## [JOB]
All the records that follow need to be reproduced exactly. Omit the images.

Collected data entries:

————

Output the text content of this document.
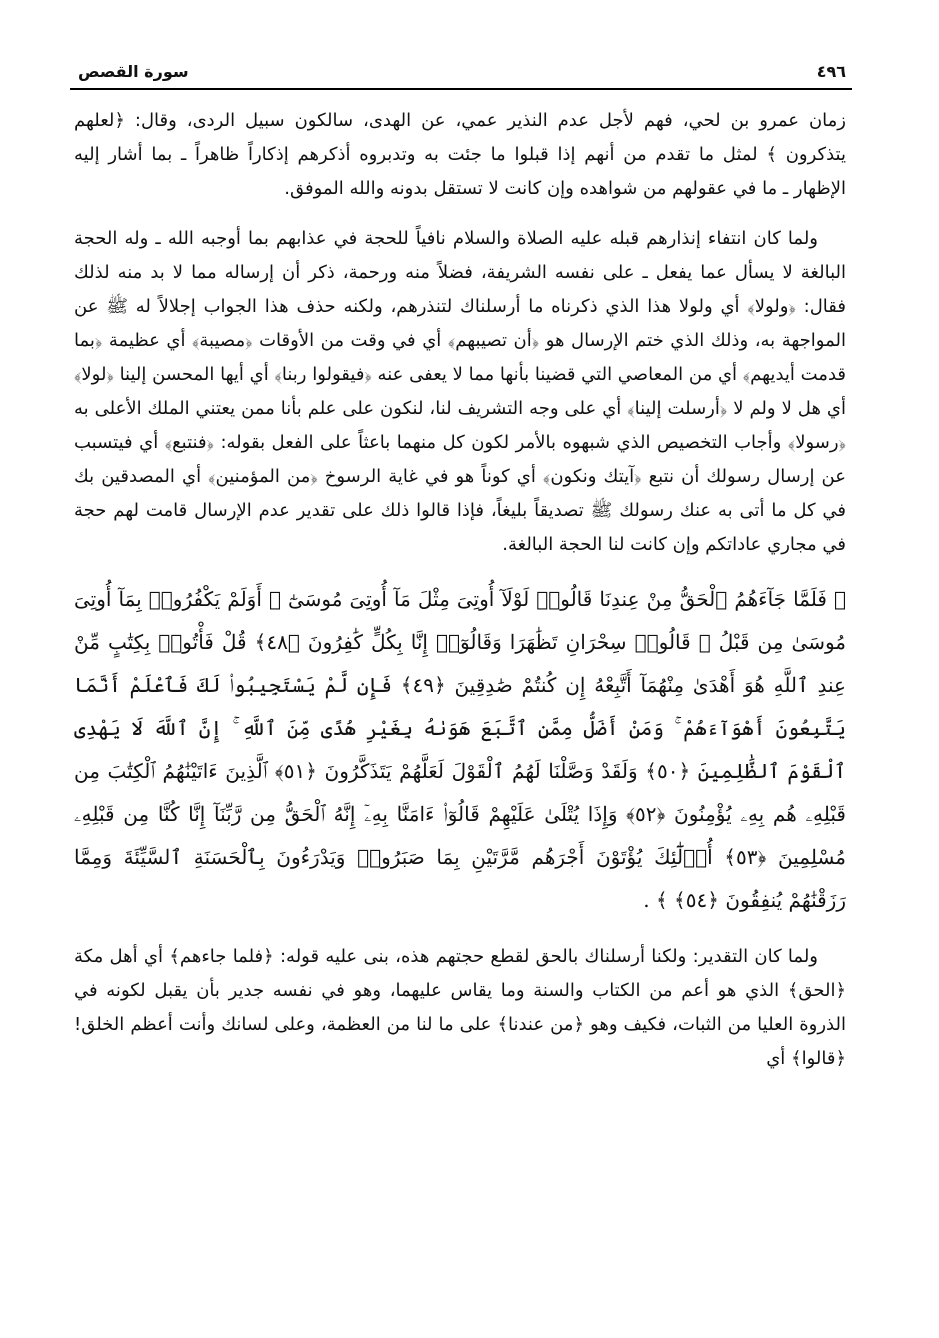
٤٩٦
سورة القصص

زمان عمرو بن لحي، فهم لأجل عدم النذير عمي، عن الهدى، سالكون سبيل الردى، وقال: ﴿لعلهم يتذكرون ﴾ لمثل ما تقدم من أنهم إذا قبلوا ما جئت به وتدبروه أذكرهم إذكاراً ظاهراً ـ بما أشار إليه الإظهار ـ ما في عقولهم من شواهده وإن كانت لا تستقل بدونه والله الموفق.

ولما كان انتفاء إنذارهم قبله عليه الصلاة والسلام نافياً للحجة في عذابهم بما أوجبه الله ـ وله الحجة البالغة لا يسأل عما يفعل ـ على نفسه الشريفة، فضلاً منه ورحمة، ذكر أن إرساله مما لا بد منه لذلك فقال: ﴿ولولا﴾ أي ولولا هذا الذي ذكرناه ما أرسلناك لتنذرهم، ولكنه حذف هذا الجواب إجلالاً له ﷺ عن المواجهة به، وذلك الذي ختم الإرسال هو ﴿أن تصيبهم﴾ أي في وقت من الأوقات ﴿مصيبة﴾ أي عظيمة ﴿بما قدمت أيديهم﴾ أي من المعاصي التي قضينا بأنها مما لا يعفى عنه ﴿فيقولوا ربنا﴾ أي أيها المحسن إلينا ﴿لولا﴾ أي هل لا ولم لا ﴿أرسلت إلينا﴾ أي على وجه التشريف لنا، لنكون على علم بأنا ممن يعتني الملك الأعلى به ﴿رسولا﴾ وأجاب التخصيص الذي شبهوه بالأمر لكون كل منهما باعثاً على الفعل بقوله: ﴿فنتبع﴾ أي فيتسبب عن إرسال رسولك أن نتبع ﴿آيتك ونكون﴾ أي كوناً هو في غاية الرسوخ ﴿من المؤمنين﴾ أي المصدقين بك في كل ما أتى به عنك رسولك ﷺ تصديقاً بليغاً، فإذا قالوا ذلك على تقدير عدم الإرسال قامت لهم حجة في مجاري عاداتكم وإن كانت لنا الحجة البالغة.

﴿ فَلَمَّا جَآءَهُمُ ٱلْحَقُّ مِنْ عِندِنَا قَالُوا۟ لَوْلَآ أُوتِىَ مِثْلَ مَآ أُوتِىَ مُوسَىٰٓ ۚ أَوَلَمْ يَكْفُرُوا۟ بِمَآ أُوتِىَ مُوسَىٰ مِن قَبْلُ ۖ قَالُوا۟ سِحْرَانِ تَظَٰهَرَا وَقَالُوٓا۟ إِنَّا بِكُلٍّ كَٰفِرُونَ ﴿٤٨﴾ قُلْ فَأْتُوا۟ بِكِتَٰبٍ مِّنْ عِندِ ٱللَّهِ هُوَ أَهْدَىٰ مِنْهُمَآ أَتَّبِعْهُ إِن كُنتُمْ صَٰدِقِينَ ﴿٤٩﴾ فَإِن لَّمْ يَسْتَجِيبُوا۟ لَكَ فَٱعْلَمْ أَنَّمَا يَتَّبِعُونَ أَهْوَآءَهُمْ ۚ وَمَنْ أَضَلُّ مِمَّنِ ٱتَّبَعَ هَوَىٰهُ بِغَيْرِ هُدًى مِّنَ ٱللَّهِ ۚ إِنَّ ٱللَّهَ لَا يَهْدِى ٱلْقَوْمَ ٱلظَّٰلِمِينَ ﴿٥٠﴾ وَلَقَدْ وَصَّلْنَا لَهُمُ ٱلْقَوْلَ لَعَلَّهُمْ يَتَذَكَّرُونَ ﴿٥١﴾ ٱلَّذِينَ ءَاتَيْنَٰهُمُ ٱلْكِتَٰبَ مِن قَبْلِهِۦ هُم بِهِۦ يُؤْمِنُونَ ﴿٥٢﴾ وَإِذَا يُتْلَىٰ عَلَيْهِمْ قَالُوٓا۟ ءَامَنَّا بِهِۦٓ إِنَّهُ ٱلْحَقُّ مِن رَّبِّنَآ إِنَّا كُنَّا مِن قَبْلِهِۦ مُسْلِمِينَ ﴿٥٣﴾ أُو۟لَٰٓئِكَ يُؤْتَوْنَ أَجْرَهُم مَّرَّتَيْنِ بِمَا صَبَرُوا۟ وَيَدْرَءُونَ بِٱلْحَسَنَةِ ٱلسَّيِّئَةَ وَمِمَّا رَزَقْنَٰهُمْ يُنفِقُونَ ﴿٥٤﴾ ﴾ .

ولما كان التقدير: ولكنا أرسلناك بالحق لقطع حجتهم هذه، بنى عليه قوله: ﴿فلما جاءهم﴾ أي أهل مكة ﴿الحق﴾ الذي هو أعم من الكتاب والسنة وما يقاس عليهما، وهو في نفسه جدير بأن يقبل لكونه في الذروة العليا من الثبات، فكيف وهو ﴿من عندنا﴾ على ما لنا من العظمة، وعلى لسانك وأنت أعظم الخلق! ﴿قالوا﴾ أي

————

## [RESULT FOR THIS EXERCISE]
Output the text content of this document.
٤٩٦
سورة القصص

زمان عمرو بن لحي، فهم لأجل عدم النذير عمي، عن الهدى، سالكون سبيل الردى، وقال: ﴿لعلهم يتذكرون ﴾ لمثل ما تقدم من أنهم إذا قبلوا ما جئت به وتدبروه أذكرهم إذكاراً ظاهراً ـ بما أشار إليه الإظهار ـ ما في عقولهم من شواهده وإن كانت لا تستقل بدونه والله الموفق.

ولما كان انتفاء إنذارهم قبله عليه الصلاة والسلام نافياً للحجة في عذابهم بما أوجبه الله ـ وله الحجة البالغة لا يسأل عما يفعل ـ على نفسه الشريفة، فضلاً منه ورحمة، ذكر أن إرساله مما لا بد منه لذلك فقال: ﴿ولولا﴾ أي ولولا هذا الذي ذكرناه ما أرسلناك لتنذرهم، ولكنه حذف هذا الجواب إجلالاً له ﷺ عن المواجهة به، وذلك الذي ختم الإرسال هو ﴿أن تصيبهم﴾ أي في وقت من الأوقات ﴿مصيبة﴾ أي عظيمة ﴿بما قدمت أيديهم﴾ أي من المعاصي التي قضينا بأنها مما لا يعفى عنه ﴿فيقولوا ربنا﴾ أي أيها المحسن إلينا ﴿لولا﴾ أي هل لا ولم لا ﴿أرسلت إلينا﴾ أي على وجه التشريف لنا، لنكون على علم بأنا ممن يعتني الملك الأعلى به ﴿رسولا﴾ وأجاب التخصيص الذي شبهوه بالأمر لكون كل منهما باعثاً على الفعل بقوله: ﴿فنتبع﴾ أي فيتسبب عن إرسال رسولك أن نتبع ﴿آيتك ونكون﴾ أي كوناً هو في غاية الرسوخ ﴿من المؤمنين﴾ أي المصدقين بك في كل ما أتى به عنك رسولك ﷺ تصديقاً بليغاً، فإذا قالوا ذلك على تقدير عدم الإرسال قامت لهم حجة في مجاري عاداتكم وإن كانت لنا الحجة البالغة.

﴿ فَلَمَّا جَآءَهُمُ ٱلْحَقُّ مِنْ عِندِنَا قَالُوا۟ لَوْلَآ أُوتِىَ مِثْلَ مَآ أُوتِىَ مُوسَىٰٓ ۚ أَوَلَمْ يَكْفُرُوا۟ بِمَآ أُوتِىَ مُوسَىٰ مِن قَبْلُ ۖ قَالُوا۟ سِحْرَانِ تَظَٰهَرَا وَقَالُوٓا۟ إِنَّا بِكُلٍّ كَٰفِرُونَ ﴿٤٨﴾ قُلْ فَأْتُوا۟ بِكِتَٰبٍ مِّنْ عِندِ ٱللَّهِ هُوَ أَهْدَىٰ مِنْهُمَآ أَتَّبِعْهُ إِن كُنتُمْ صَٰدِقِينَ ﴿٤٩﴾ فَإِن لَّمْ يَسْتَجِيبُوا۟ لَكَ فَٱعْلَمْ أَنَّمَا يَتَّبِعُونَ أَهْوَآءَهُمْ ۚ وَمَنْ أَضَلُّ مِمَّنِ ٱتَّبَعَ هَوَىٰهُ بِغَيْرِ هُدًى مِّنَ ٱللَّهِ ۚ إِنَّ ٱللَّهَ لَا يَهْدِى ٱلْقَوْمَ ٱلظَّٰلِمِينَ ﴿٥٠﴾ وَلَقَدْ وَصَّلْنَا لَهُمُ ٱلْقَوْلَ لَعَلَّهُمْ يَتَذَكَّرُونَ ﴿٥١﴾ ٱلَّذِينَ ءَاتَيْنَٰهُمُ ٱلْكِتَٰبَ مِن قَبْلِهِۦ هُم بِهِۦ يُؤْمِنُونَ ﴿٥٢﴾ وَإِذَا يُتْلَىٰ عَلَيْهِمْ قَالُوٓا۟ ءَامَنَّا بِهِۦٓ إِنَّهُ ٱلْحَقُّ مِن رَّبِّنَآ إِنَّا كُنَّا مِن قَبْلِهِۦ مُسْلِمِينَ ﴿٥٣﴾ أُو۟لَٰٓئِكَ يُؤْتَوْنَ أَجْرَهُم مَّرَّتَيْنِ بِمَا صَبَرُوا۟ وَيَدْرَءُونَ بِٱلْحَسَنَةِ ٱلسَّيِّئَةَ وَمِمَّا رَزَقْنَٰهُمْ يُنفِقُونَ ﴿٥٤﴾ ﴾ .

ولما كان التقدير: ولكنا أرسلناك بالحق لقطع حجتهم هذه، بنى عليه قوله: ﴿فلما جاءهم﴾ أي أهل مكة ﴿الحق﴾ الذي هو أعم من الكتاب والسنة وما يقاس عليهما، وهو في نفسه جدير بأن يقبل لكونه في الذروة العليا من الثبات، فكيف وهو ﴿من عندنا﴾ على ما لنا من العظمة، وعلى لسانك وأنت أعظم الخلق! ﴿قالوا﴾ أي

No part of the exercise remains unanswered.